→ **Objective**
Search the records below for the word "Reserves" and show every line where it occurs.

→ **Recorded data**

--------------------

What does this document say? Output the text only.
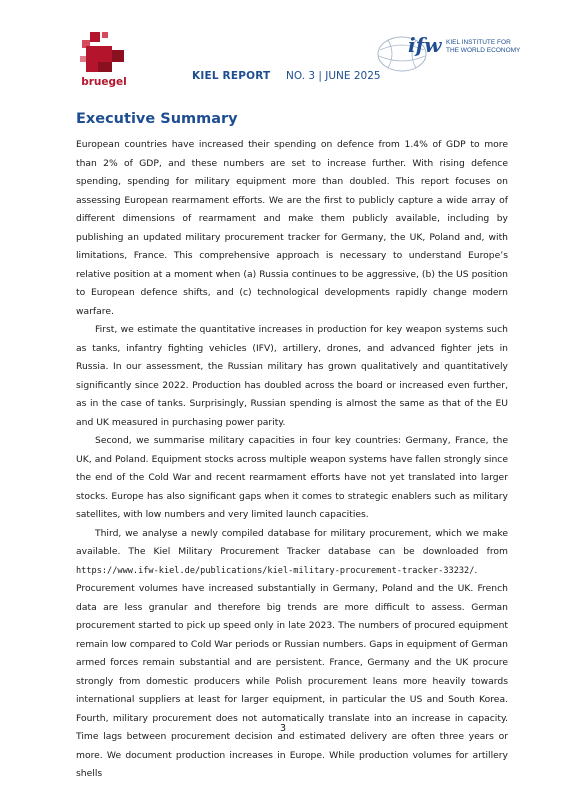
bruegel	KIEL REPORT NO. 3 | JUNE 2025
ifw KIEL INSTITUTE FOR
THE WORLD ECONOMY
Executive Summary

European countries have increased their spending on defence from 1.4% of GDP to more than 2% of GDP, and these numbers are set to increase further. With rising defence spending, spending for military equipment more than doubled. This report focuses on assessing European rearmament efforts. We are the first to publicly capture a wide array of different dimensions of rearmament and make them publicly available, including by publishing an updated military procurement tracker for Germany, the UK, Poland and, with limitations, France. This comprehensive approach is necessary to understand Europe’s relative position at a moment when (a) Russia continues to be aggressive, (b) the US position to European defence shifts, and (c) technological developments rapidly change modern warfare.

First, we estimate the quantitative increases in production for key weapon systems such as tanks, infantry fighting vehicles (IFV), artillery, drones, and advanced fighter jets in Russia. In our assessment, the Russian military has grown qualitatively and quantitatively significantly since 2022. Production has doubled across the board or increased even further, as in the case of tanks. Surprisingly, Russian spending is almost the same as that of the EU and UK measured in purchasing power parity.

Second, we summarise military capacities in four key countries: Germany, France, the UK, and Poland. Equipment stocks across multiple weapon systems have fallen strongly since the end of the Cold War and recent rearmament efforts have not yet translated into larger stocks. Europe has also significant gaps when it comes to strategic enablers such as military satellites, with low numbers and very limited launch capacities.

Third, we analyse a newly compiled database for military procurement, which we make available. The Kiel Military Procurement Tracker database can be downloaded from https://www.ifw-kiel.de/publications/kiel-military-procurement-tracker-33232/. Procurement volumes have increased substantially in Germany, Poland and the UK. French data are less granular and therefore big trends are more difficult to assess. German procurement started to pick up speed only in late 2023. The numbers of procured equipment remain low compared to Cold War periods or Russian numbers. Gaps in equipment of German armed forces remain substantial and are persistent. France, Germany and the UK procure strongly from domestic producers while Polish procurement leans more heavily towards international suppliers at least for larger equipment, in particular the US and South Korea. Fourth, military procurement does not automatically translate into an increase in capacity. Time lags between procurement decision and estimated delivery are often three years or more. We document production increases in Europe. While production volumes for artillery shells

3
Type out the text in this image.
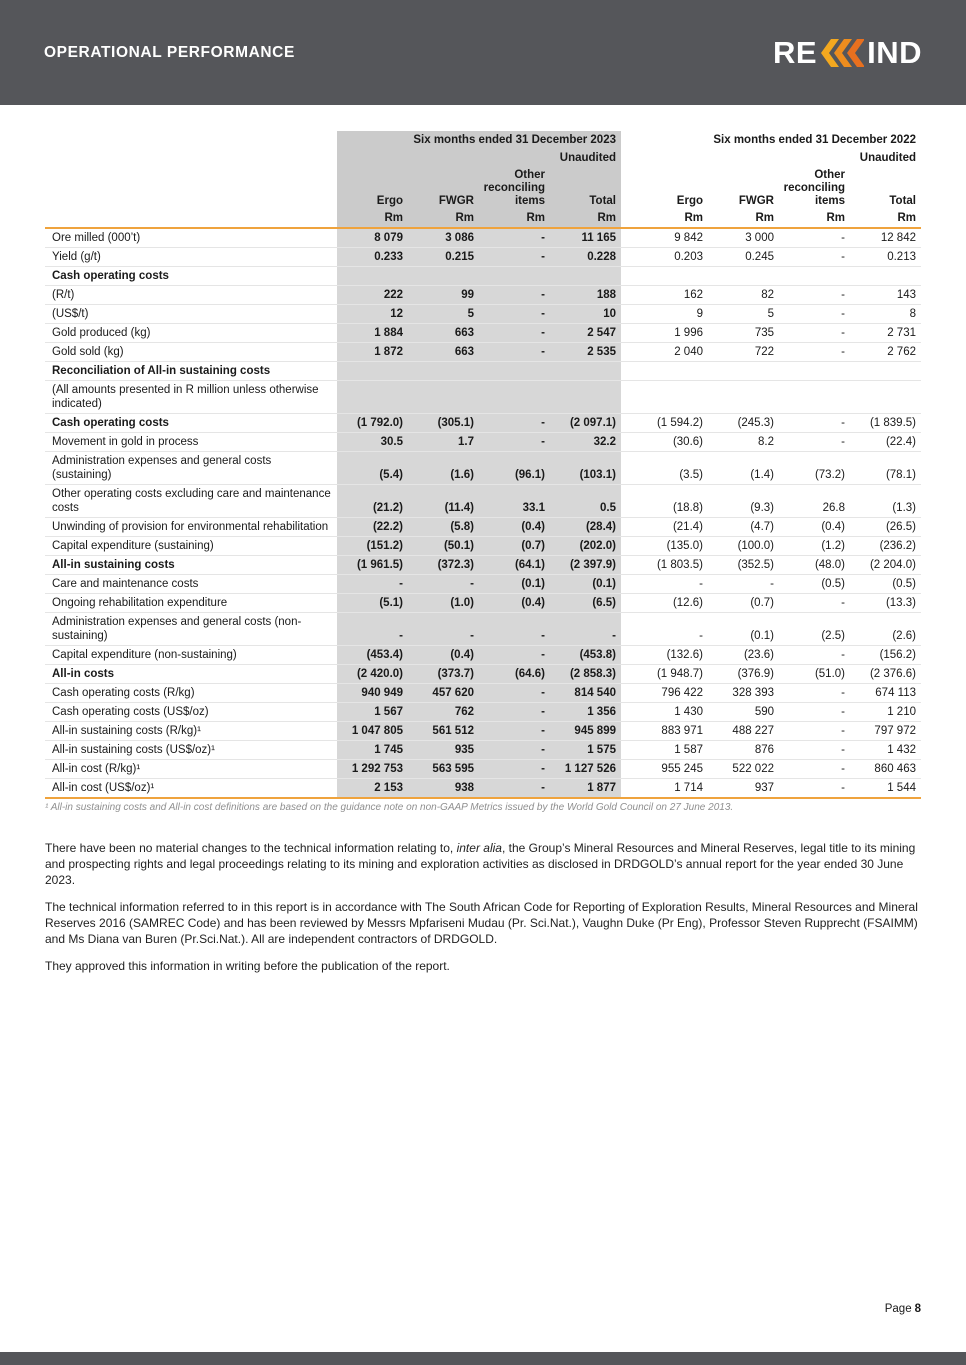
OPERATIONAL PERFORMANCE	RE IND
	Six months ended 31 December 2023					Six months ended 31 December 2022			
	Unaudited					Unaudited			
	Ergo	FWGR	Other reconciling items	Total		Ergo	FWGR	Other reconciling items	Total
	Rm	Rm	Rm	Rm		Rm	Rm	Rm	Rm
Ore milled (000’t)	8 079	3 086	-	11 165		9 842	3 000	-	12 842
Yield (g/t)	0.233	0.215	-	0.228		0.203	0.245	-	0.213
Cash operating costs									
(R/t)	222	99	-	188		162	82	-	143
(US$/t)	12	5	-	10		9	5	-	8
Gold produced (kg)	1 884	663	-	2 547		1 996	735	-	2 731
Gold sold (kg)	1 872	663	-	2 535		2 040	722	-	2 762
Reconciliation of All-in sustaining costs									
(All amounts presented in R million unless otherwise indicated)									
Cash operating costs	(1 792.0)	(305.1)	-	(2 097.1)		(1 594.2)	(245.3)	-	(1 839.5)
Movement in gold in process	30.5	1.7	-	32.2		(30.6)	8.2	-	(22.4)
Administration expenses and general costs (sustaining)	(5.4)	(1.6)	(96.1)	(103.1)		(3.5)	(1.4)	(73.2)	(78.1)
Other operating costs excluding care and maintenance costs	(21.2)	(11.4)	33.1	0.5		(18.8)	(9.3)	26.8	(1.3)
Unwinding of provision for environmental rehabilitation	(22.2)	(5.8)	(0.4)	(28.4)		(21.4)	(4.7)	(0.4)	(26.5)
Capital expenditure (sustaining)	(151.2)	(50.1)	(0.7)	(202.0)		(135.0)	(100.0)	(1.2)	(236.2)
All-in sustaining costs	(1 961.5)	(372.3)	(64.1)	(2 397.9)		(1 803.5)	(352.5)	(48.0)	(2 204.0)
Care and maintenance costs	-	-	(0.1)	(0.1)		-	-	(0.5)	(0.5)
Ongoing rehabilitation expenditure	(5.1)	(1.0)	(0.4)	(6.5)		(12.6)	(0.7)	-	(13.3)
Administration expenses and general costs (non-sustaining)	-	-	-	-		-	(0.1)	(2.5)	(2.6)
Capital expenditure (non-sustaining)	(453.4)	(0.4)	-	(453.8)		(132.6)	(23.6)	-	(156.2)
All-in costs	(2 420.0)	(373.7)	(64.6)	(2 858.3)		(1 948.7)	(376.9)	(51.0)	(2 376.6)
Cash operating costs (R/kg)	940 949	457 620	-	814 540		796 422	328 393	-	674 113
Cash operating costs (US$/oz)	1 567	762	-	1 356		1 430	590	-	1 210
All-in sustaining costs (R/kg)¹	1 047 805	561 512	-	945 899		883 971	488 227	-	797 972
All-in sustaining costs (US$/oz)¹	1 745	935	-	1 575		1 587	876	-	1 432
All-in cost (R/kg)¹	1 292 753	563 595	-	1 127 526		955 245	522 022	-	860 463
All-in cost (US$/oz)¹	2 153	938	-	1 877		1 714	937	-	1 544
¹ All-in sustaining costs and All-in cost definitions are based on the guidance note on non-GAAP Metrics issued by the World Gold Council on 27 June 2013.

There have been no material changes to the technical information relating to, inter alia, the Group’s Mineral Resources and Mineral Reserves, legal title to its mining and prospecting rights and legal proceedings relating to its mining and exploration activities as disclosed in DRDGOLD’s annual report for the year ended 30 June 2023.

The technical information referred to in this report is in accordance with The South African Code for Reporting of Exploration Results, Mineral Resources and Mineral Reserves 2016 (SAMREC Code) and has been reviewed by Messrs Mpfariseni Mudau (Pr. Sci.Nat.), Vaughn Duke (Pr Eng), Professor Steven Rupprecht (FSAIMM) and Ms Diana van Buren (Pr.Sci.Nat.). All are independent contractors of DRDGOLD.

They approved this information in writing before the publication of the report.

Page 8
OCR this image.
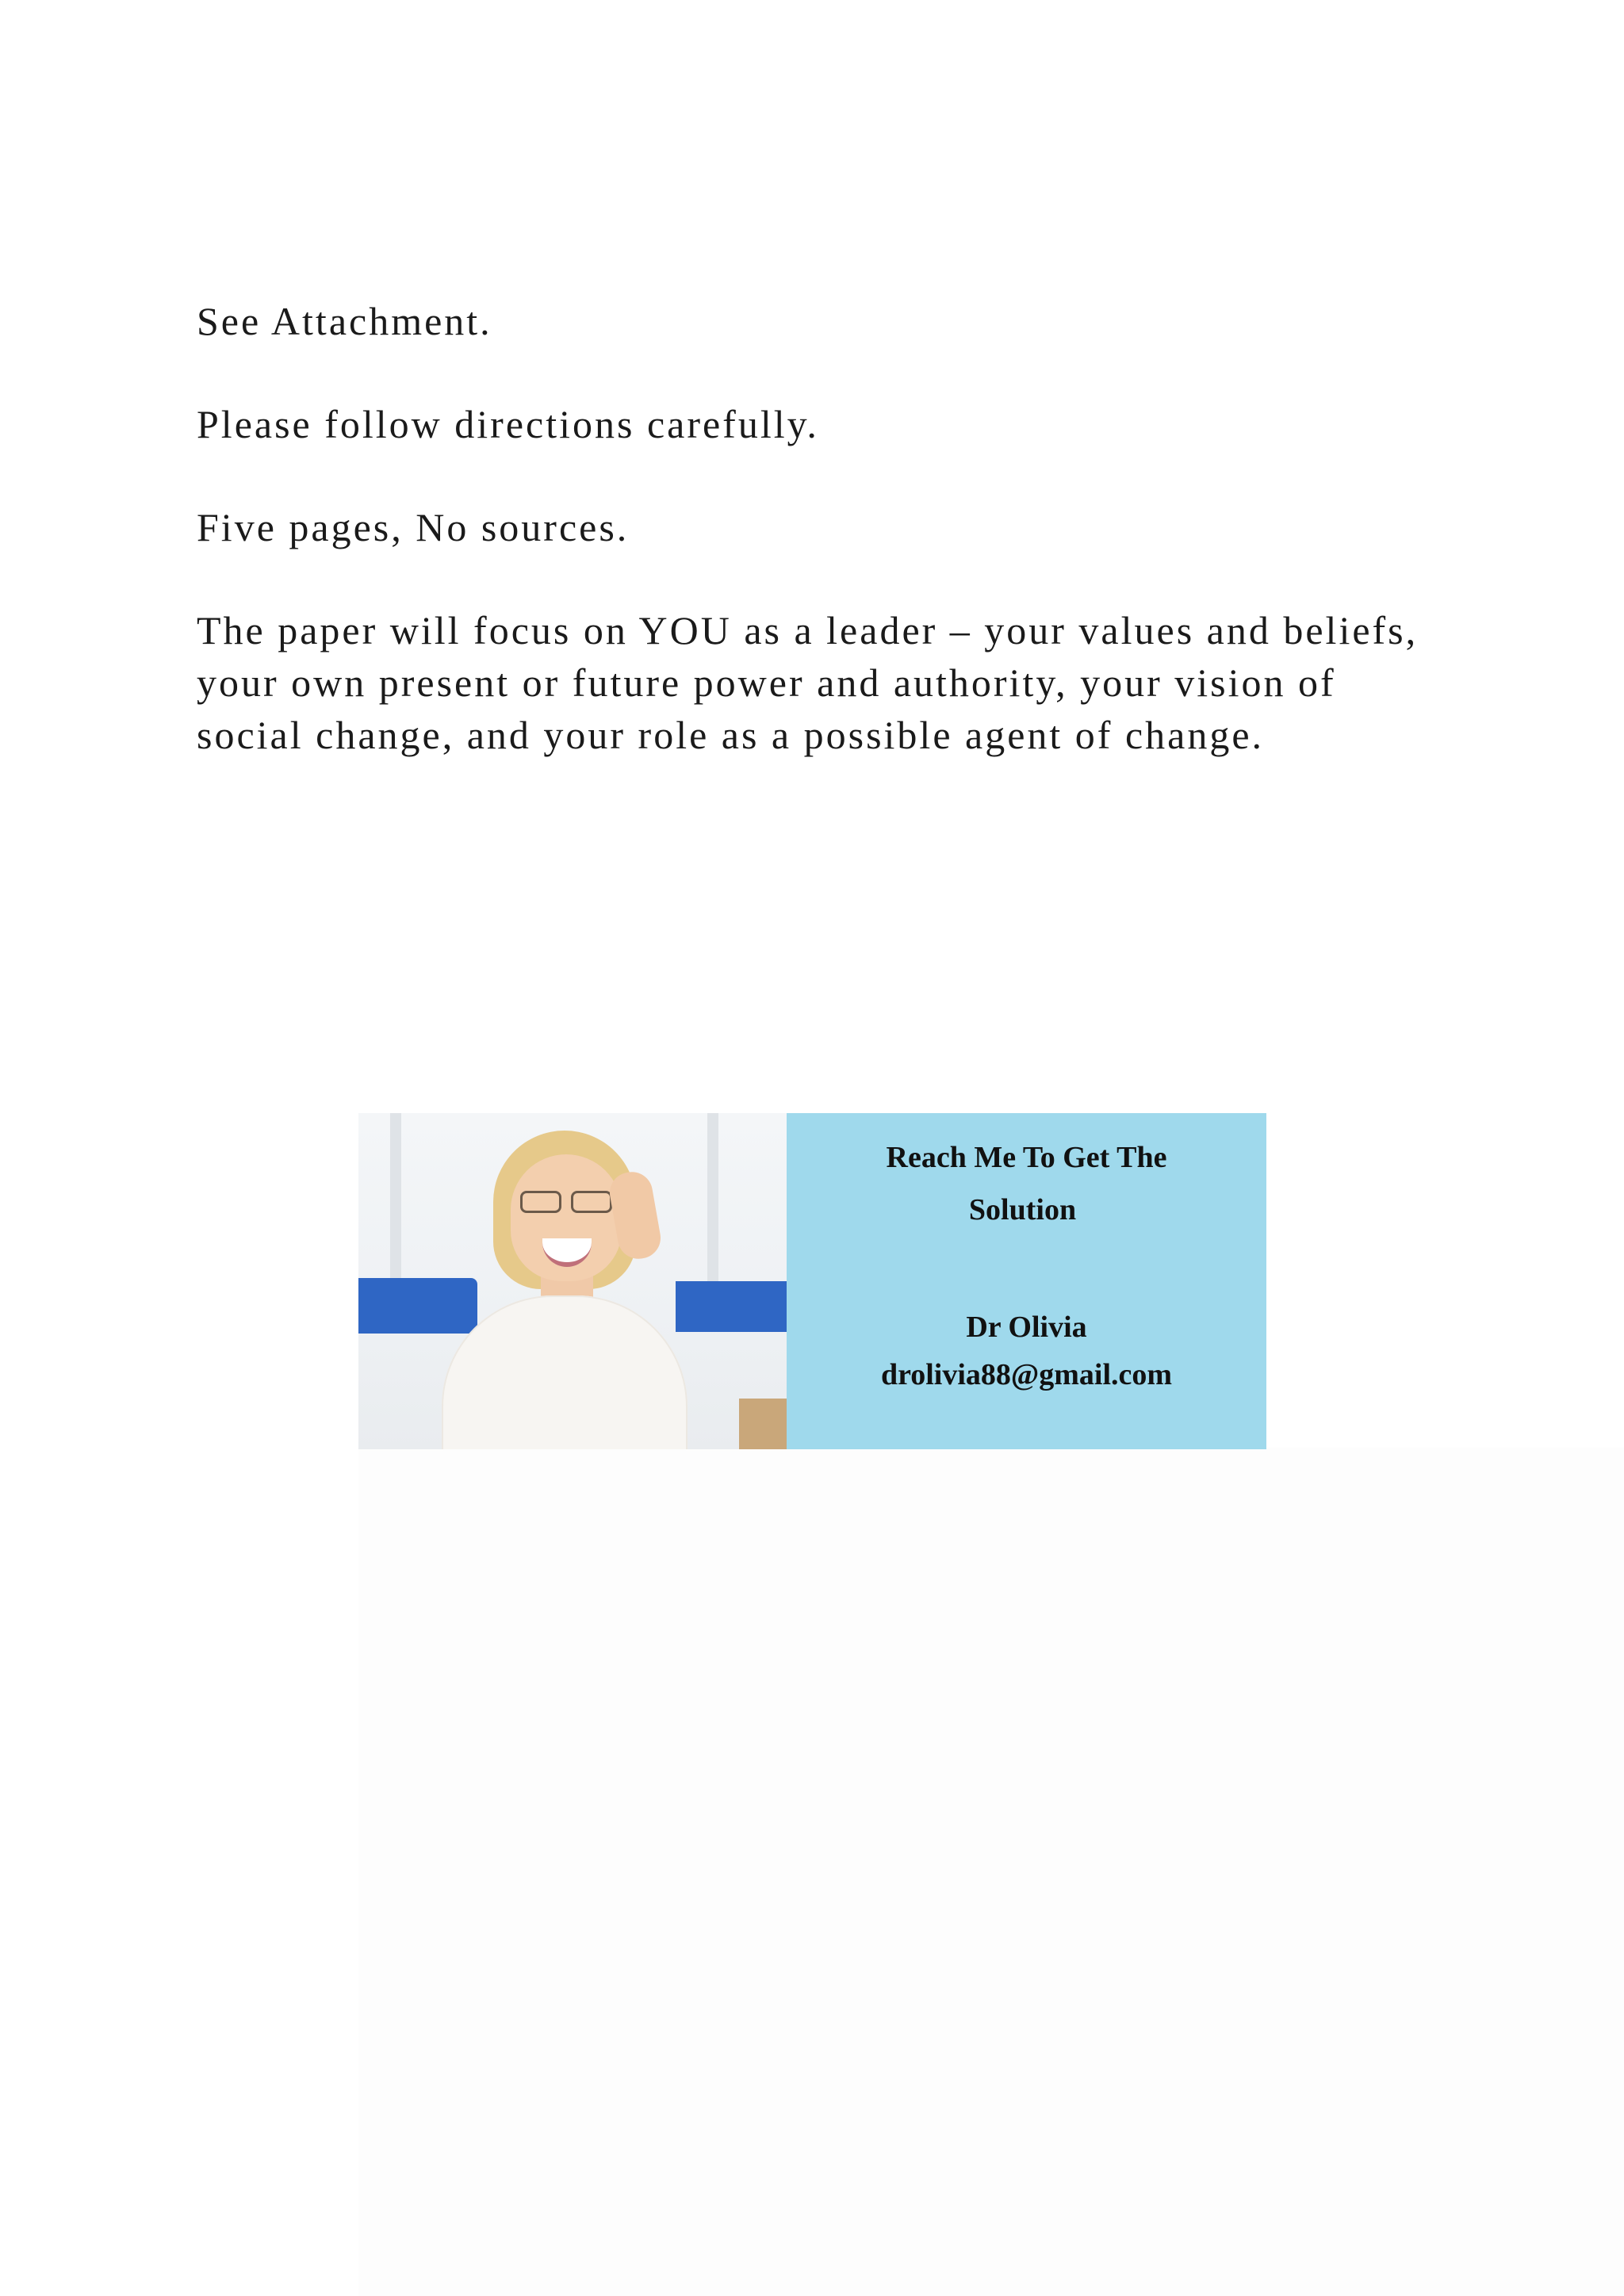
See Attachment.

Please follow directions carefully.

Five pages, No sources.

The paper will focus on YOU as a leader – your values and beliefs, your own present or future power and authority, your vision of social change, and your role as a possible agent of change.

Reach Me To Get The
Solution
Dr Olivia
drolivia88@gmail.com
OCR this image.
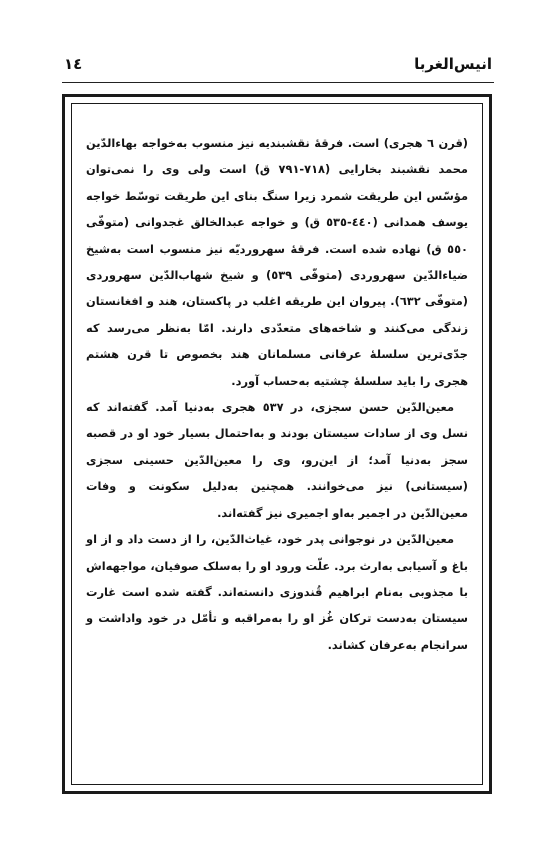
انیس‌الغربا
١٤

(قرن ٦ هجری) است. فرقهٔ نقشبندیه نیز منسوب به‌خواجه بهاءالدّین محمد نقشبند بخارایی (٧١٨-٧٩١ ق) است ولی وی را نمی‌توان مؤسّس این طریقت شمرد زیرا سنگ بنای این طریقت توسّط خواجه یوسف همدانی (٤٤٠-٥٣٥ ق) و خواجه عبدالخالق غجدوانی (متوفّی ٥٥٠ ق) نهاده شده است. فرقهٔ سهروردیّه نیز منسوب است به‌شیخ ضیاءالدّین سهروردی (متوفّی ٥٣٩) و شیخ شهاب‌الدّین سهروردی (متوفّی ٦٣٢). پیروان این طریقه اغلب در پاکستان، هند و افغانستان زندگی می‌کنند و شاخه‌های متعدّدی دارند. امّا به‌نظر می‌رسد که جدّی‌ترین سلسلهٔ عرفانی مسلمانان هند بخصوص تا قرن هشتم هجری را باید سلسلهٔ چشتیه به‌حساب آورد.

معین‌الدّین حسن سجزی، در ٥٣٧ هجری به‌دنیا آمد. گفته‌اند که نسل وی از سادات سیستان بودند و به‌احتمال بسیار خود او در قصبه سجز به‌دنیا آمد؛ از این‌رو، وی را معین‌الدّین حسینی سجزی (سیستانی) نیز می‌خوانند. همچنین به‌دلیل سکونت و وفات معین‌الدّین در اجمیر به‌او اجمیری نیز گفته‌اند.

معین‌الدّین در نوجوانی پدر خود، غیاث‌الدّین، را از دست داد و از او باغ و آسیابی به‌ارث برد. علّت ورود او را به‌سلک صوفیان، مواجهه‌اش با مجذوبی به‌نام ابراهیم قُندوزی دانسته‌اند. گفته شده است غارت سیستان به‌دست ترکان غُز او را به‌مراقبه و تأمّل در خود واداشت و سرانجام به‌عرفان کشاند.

--------------------

→ **Solution**
There have been no material changes to the technical information relating to, inter alia, the Group’s Mineral Resources and Mineral Reserves, legal title to its mining and prospecting rights and legal proceedings relating to its mining and exploration activities as disclosed in DRDGOLD’s annual report for the year ended 30 June 2023.
The technical information referred to in this report is in accordance with The South African Code for Reporting of Exploration Results, Mineral Resources and Mineral Reserves 2016 (SAMREC Code) and has been reviewed by Messrs Mpfariseni Mudau (Pr. Sci.Nat.), Vaughn Duke (Pr Eng), Professor Steven Rupprecht (FSAIMM) and Ms Diana van Buren (Pr.Sci.Nat.). All are independent contractors of DRDGOLD.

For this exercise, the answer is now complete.